-- Data records --
= = = = = = =

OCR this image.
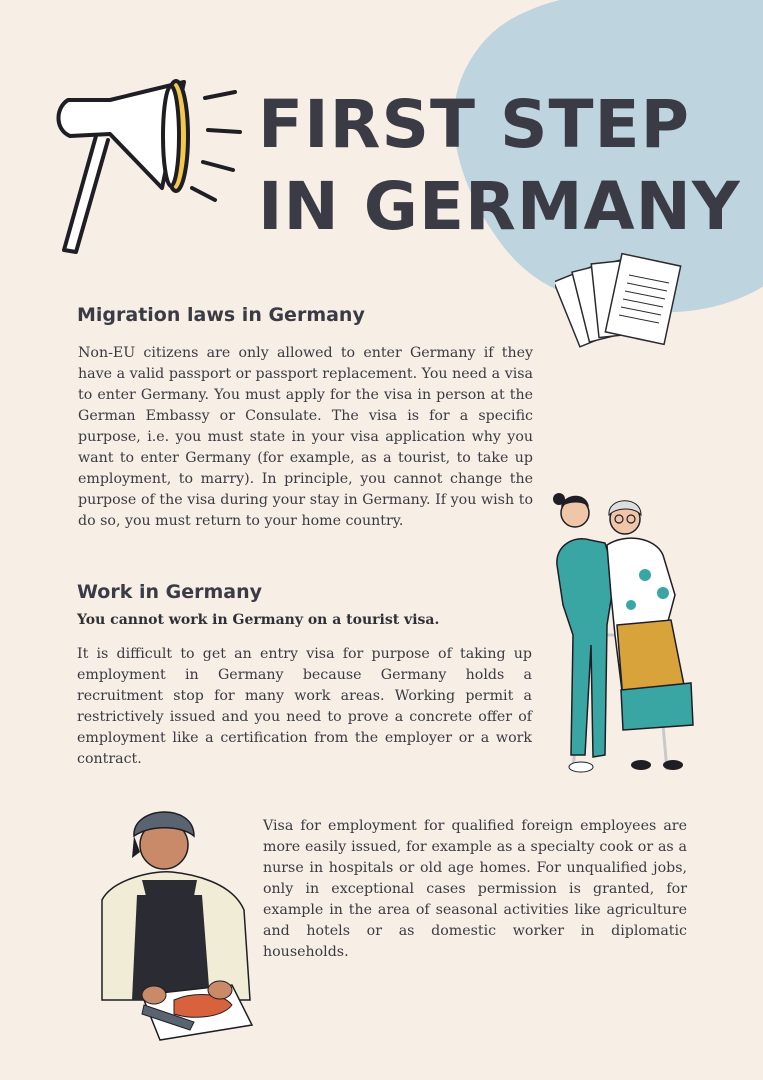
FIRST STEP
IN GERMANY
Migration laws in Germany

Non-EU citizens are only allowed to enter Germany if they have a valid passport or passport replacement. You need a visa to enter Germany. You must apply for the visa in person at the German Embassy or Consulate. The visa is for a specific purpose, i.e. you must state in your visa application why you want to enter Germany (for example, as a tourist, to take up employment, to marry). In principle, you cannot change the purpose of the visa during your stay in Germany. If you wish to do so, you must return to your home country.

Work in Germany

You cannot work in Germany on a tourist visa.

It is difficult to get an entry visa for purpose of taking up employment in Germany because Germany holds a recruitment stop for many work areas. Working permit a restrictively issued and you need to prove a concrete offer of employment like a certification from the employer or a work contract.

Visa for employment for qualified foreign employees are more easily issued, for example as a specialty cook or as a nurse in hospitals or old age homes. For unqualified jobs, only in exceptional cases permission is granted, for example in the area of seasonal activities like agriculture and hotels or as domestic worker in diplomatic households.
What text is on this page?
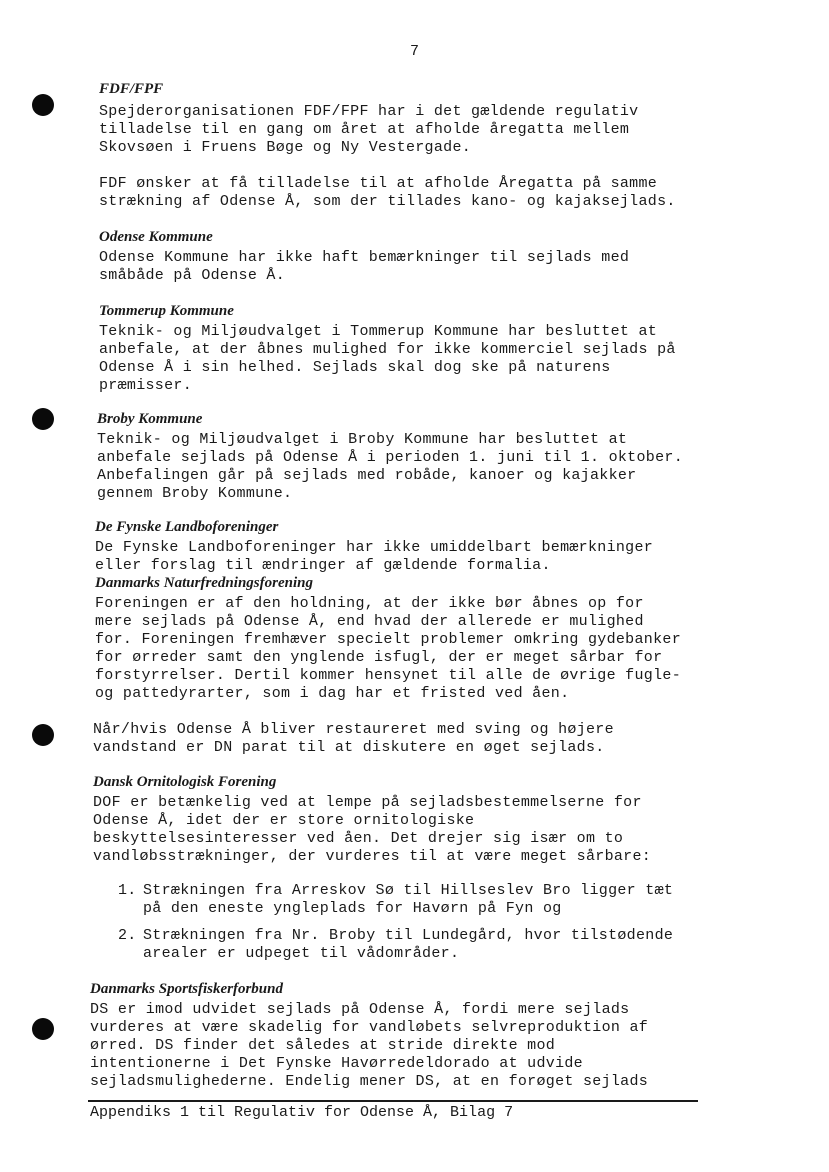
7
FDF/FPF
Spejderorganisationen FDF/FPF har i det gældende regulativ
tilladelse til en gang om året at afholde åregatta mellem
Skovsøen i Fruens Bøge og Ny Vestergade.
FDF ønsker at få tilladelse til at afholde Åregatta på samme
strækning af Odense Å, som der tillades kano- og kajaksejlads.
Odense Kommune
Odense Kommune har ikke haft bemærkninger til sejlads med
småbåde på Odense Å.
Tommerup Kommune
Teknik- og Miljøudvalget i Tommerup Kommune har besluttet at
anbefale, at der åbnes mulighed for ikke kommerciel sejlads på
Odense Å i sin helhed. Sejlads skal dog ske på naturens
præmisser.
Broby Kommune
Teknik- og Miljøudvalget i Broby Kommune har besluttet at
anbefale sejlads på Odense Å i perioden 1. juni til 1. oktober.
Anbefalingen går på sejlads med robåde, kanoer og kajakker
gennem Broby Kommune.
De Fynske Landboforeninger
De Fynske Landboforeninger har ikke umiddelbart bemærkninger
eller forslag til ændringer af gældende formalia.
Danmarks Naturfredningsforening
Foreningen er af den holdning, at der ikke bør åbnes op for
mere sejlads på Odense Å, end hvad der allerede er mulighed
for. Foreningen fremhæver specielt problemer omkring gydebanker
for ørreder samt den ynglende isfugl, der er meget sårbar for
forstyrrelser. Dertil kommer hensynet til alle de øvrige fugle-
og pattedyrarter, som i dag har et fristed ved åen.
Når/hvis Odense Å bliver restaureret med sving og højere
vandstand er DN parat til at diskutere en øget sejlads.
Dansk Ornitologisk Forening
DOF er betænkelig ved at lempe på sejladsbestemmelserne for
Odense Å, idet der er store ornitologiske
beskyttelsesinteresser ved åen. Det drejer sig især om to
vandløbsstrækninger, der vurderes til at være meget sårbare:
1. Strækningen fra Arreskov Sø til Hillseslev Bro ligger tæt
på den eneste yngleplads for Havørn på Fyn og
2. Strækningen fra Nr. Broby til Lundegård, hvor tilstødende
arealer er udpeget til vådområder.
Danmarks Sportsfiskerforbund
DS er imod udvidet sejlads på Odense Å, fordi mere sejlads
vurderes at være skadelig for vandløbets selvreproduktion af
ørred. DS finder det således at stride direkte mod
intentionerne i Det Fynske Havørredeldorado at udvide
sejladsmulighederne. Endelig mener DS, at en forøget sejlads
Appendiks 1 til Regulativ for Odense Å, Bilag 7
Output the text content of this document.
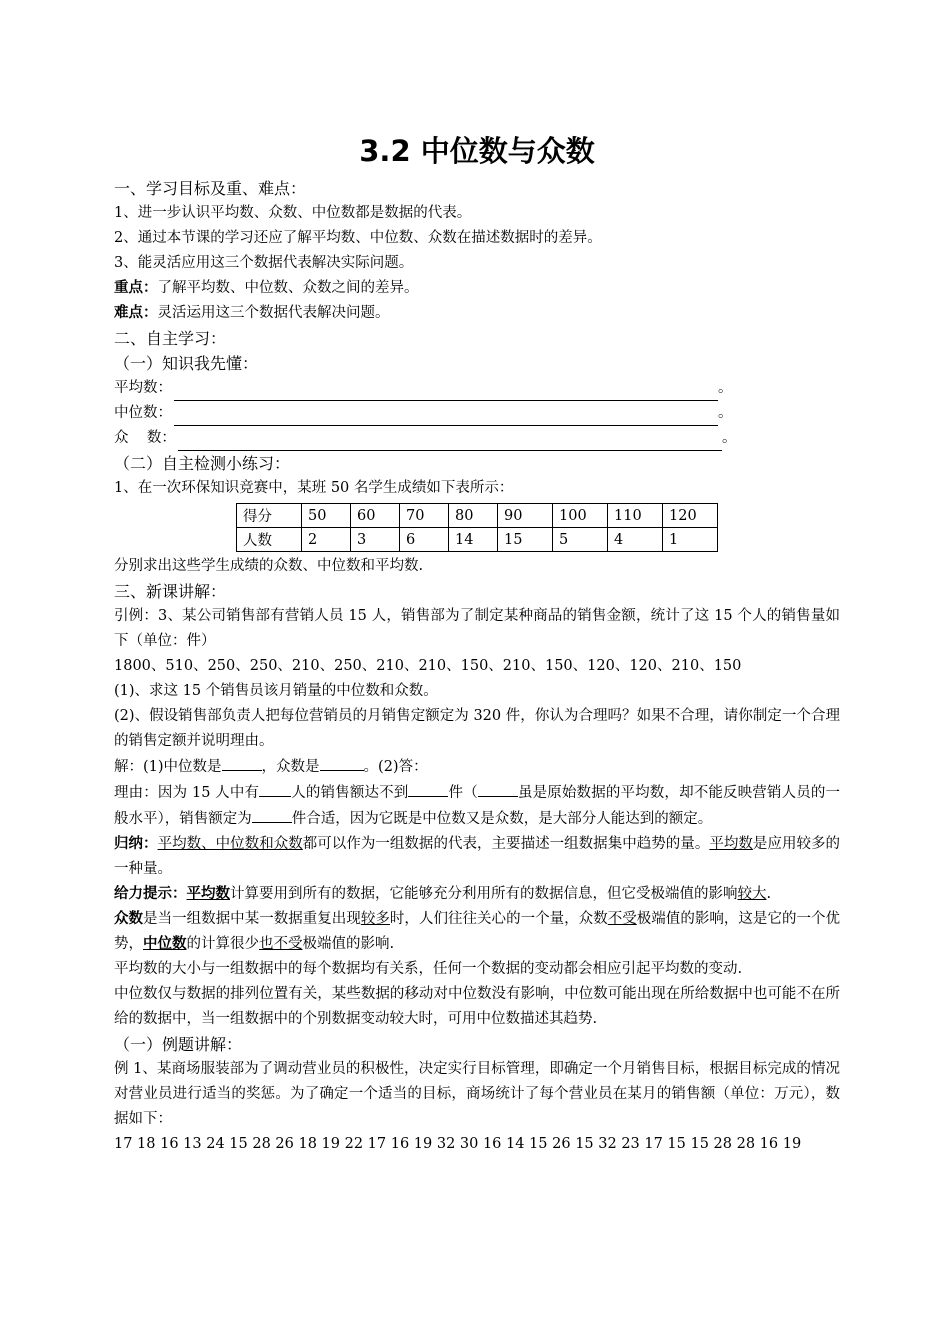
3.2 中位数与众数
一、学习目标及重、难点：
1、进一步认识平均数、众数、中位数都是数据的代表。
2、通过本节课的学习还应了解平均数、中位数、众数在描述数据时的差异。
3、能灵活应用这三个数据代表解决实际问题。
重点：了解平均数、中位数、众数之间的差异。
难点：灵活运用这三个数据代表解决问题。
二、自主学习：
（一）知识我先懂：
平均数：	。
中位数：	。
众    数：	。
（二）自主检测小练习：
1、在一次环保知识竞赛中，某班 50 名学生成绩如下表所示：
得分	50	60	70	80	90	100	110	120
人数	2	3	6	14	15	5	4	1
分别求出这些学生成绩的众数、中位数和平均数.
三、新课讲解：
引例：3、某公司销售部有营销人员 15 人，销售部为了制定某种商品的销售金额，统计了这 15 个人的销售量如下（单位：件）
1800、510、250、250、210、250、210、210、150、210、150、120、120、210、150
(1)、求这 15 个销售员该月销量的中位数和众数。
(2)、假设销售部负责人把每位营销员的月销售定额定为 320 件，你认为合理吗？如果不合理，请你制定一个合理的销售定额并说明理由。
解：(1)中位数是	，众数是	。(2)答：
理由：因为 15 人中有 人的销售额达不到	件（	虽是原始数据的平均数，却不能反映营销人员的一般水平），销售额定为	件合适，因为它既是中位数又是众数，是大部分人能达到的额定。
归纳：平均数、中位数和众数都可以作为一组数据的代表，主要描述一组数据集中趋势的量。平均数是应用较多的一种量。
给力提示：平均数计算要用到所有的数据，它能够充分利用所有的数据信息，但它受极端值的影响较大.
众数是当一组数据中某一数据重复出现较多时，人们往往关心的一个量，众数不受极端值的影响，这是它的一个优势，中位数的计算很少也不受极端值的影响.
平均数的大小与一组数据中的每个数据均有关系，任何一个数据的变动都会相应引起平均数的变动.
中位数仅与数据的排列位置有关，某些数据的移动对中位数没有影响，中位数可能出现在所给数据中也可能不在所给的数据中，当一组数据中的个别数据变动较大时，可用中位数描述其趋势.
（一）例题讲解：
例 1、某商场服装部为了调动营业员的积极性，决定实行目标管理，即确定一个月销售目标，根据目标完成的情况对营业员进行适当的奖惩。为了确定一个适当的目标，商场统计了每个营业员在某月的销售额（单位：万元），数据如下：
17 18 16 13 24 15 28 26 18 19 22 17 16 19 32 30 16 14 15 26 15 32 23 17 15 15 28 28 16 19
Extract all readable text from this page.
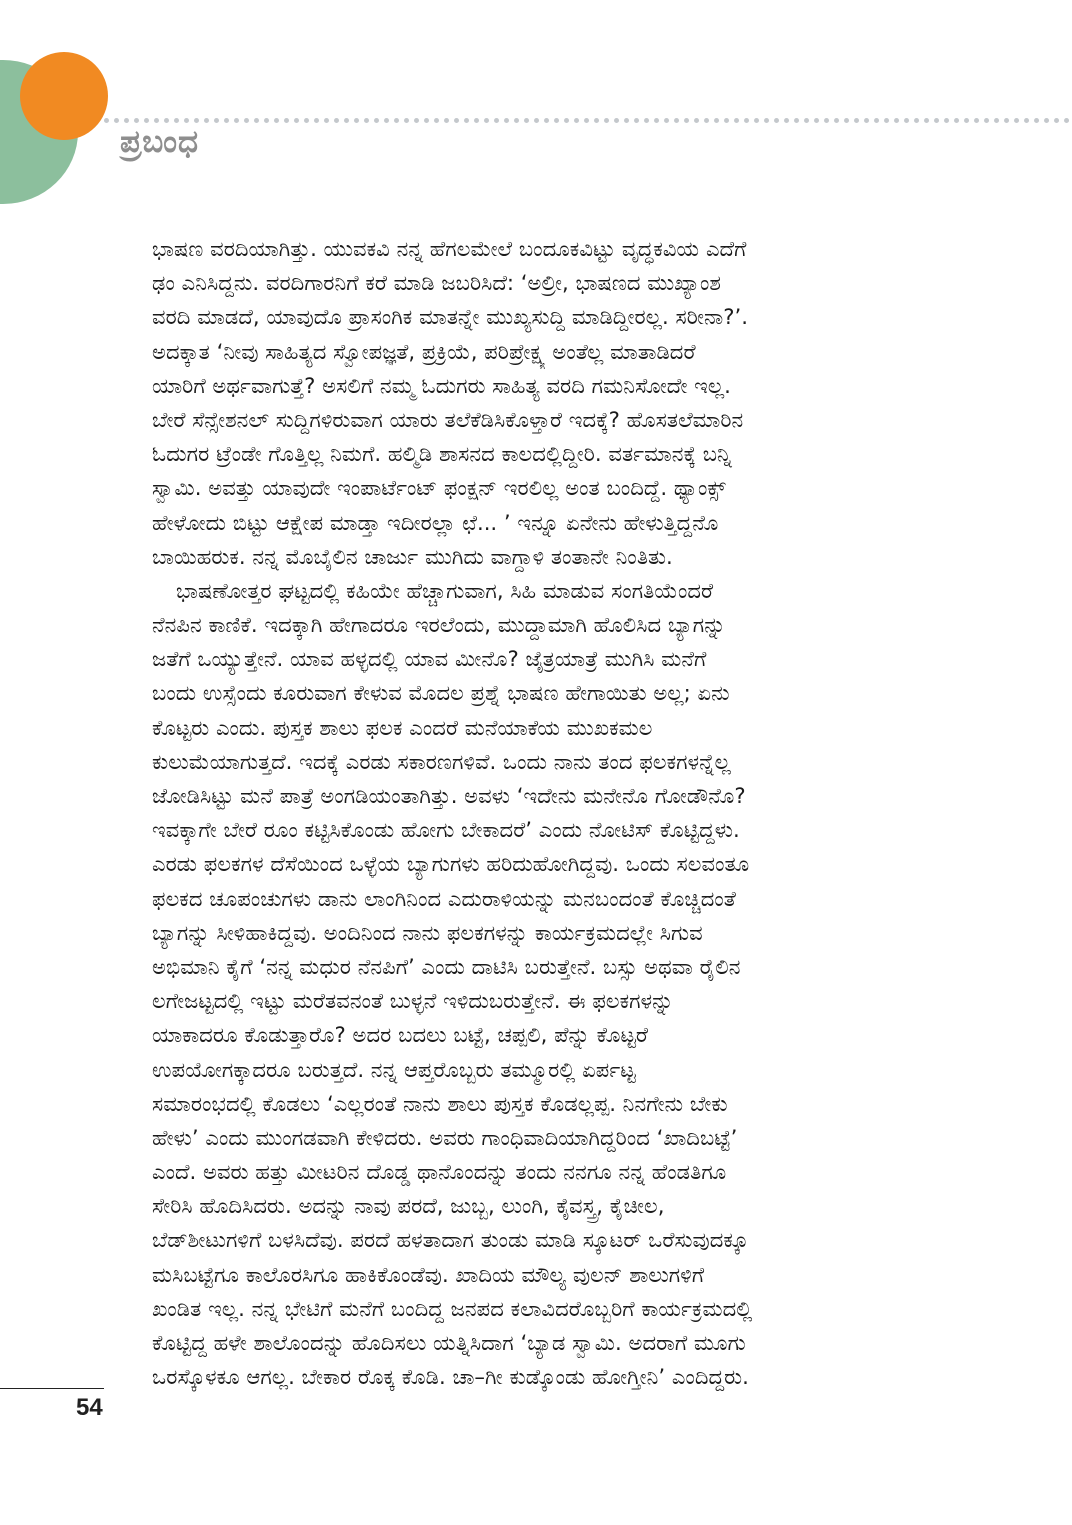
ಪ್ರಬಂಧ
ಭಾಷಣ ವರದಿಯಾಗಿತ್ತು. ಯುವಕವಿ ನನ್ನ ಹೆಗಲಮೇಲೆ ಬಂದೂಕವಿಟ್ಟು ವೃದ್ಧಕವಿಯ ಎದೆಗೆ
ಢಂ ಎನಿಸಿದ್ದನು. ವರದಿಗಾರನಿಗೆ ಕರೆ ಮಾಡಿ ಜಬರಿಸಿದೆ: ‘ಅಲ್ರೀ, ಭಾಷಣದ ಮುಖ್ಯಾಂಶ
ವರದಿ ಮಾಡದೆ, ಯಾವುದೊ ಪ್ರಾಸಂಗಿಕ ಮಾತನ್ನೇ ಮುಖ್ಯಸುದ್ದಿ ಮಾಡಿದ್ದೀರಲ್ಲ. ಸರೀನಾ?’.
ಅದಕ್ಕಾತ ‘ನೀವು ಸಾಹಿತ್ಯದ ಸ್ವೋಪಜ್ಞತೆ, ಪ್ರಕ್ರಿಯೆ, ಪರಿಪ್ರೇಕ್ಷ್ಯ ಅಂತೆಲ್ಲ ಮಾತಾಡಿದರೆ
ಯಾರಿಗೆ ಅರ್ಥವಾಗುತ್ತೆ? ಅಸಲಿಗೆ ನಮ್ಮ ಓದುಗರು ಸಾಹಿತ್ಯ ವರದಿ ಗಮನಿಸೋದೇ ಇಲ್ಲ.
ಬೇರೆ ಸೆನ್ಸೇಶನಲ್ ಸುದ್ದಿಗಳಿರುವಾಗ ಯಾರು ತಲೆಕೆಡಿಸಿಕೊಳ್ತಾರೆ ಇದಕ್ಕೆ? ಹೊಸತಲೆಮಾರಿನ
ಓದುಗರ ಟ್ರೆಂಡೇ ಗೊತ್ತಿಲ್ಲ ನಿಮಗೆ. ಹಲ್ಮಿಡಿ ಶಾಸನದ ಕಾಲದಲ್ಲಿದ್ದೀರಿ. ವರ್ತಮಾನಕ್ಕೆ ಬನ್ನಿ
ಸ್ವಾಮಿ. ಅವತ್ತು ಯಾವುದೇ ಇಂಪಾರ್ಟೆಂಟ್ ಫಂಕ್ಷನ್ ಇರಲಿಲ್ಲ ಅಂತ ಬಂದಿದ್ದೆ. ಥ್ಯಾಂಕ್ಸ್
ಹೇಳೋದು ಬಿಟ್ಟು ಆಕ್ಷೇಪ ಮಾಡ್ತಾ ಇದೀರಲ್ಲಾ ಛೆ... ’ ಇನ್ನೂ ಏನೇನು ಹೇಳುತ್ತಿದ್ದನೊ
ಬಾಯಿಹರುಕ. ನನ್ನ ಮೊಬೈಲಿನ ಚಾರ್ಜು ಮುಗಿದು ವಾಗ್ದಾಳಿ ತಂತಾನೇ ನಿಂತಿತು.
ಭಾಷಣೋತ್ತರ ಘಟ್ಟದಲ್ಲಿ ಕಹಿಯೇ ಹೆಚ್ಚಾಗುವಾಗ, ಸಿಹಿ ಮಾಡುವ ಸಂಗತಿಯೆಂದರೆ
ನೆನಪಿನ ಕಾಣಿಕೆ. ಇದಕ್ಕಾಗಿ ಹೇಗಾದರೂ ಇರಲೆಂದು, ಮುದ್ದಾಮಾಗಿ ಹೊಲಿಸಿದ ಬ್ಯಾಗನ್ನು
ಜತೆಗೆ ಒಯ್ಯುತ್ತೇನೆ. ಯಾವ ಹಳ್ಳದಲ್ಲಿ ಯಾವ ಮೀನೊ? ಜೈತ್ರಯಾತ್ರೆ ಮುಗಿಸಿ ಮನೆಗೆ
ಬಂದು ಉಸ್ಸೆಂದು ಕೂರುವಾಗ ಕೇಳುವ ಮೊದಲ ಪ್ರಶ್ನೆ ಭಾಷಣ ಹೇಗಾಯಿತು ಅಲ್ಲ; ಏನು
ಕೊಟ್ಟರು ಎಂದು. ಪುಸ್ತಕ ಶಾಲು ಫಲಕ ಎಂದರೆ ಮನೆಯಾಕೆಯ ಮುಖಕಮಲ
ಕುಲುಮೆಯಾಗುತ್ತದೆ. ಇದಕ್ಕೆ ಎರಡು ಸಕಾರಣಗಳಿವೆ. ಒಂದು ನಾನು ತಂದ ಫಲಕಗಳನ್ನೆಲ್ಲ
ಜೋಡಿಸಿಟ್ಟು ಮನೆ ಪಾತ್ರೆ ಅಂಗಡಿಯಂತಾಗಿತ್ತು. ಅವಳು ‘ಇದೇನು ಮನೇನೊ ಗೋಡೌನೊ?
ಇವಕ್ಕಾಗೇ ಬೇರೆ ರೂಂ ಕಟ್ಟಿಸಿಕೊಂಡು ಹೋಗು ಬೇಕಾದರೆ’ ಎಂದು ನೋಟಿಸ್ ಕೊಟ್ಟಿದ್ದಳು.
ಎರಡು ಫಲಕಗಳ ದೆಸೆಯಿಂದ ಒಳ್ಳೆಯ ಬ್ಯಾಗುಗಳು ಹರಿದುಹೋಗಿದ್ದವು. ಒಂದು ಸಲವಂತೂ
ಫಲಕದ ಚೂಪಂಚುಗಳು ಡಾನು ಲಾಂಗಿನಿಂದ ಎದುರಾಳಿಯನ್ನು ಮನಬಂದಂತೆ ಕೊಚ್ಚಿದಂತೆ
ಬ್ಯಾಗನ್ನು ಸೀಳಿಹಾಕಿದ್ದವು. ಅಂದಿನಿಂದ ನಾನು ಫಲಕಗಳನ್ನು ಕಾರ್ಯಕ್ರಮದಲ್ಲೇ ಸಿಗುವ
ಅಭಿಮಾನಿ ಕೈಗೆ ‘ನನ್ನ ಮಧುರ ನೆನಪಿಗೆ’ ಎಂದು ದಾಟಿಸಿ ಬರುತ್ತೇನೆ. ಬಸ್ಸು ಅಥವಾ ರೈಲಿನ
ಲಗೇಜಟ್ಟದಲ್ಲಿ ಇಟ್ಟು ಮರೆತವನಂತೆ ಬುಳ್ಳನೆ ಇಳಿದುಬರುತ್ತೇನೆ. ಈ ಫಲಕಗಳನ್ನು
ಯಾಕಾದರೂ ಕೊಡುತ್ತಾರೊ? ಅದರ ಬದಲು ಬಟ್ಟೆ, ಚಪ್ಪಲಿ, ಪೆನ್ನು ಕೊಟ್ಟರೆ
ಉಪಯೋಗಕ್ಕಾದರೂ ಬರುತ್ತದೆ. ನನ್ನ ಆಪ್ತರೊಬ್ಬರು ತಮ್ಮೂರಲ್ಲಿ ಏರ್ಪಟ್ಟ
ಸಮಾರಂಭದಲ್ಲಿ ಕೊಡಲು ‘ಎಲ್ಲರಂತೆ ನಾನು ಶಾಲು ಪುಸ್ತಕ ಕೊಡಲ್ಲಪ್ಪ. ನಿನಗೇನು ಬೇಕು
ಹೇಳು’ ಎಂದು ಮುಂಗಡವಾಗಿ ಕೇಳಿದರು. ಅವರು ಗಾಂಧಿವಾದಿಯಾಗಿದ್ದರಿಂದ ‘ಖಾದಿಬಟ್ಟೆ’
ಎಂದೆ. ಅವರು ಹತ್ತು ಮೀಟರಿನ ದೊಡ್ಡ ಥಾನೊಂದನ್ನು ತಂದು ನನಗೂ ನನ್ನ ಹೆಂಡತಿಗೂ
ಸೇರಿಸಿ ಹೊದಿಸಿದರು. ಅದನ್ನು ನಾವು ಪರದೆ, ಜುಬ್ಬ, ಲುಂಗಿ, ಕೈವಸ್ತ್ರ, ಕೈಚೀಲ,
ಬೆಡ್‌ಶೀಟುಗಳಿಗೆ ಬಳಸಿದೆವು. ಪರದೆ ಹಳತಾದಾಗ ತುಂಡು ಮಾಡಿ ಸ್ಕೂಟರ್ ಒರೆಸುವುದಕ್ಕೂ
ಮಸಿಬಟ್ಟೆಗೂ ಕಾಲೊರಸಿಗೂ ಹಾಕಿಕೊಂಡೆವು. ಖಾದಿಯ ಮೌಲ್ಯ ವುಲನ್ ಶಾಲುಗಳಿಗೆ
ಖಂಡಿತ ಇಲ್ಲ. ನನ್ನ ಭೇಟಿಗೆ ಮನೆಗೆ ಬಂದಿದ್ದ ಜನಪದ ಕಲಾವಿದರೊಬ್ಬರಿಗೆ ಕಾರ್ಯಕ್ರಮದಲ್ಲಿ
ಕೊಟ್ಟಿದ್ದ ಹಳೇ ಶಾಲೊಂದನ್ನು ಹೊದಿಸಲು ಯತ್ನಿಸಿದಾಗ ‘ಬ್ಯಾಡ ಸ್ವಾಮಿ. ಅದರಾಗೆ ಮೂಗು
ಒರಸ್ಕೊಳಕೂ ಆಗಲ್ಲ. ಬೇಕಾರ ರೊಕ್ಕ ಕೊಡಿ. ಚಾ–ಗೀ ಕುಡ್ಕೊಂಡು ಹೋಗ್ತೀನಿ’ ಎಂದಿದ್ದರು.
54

= = = = = = =

-- STATED EXERCISE --
Show, from the listing above, each line that contains the word "Teknik".

-- THE REPLY --
Teknik- og Miljøudvalget i Tommerup Kommune har besluttet at
Teknik- og Miljøudvalget i Broby Kommune har besluttet at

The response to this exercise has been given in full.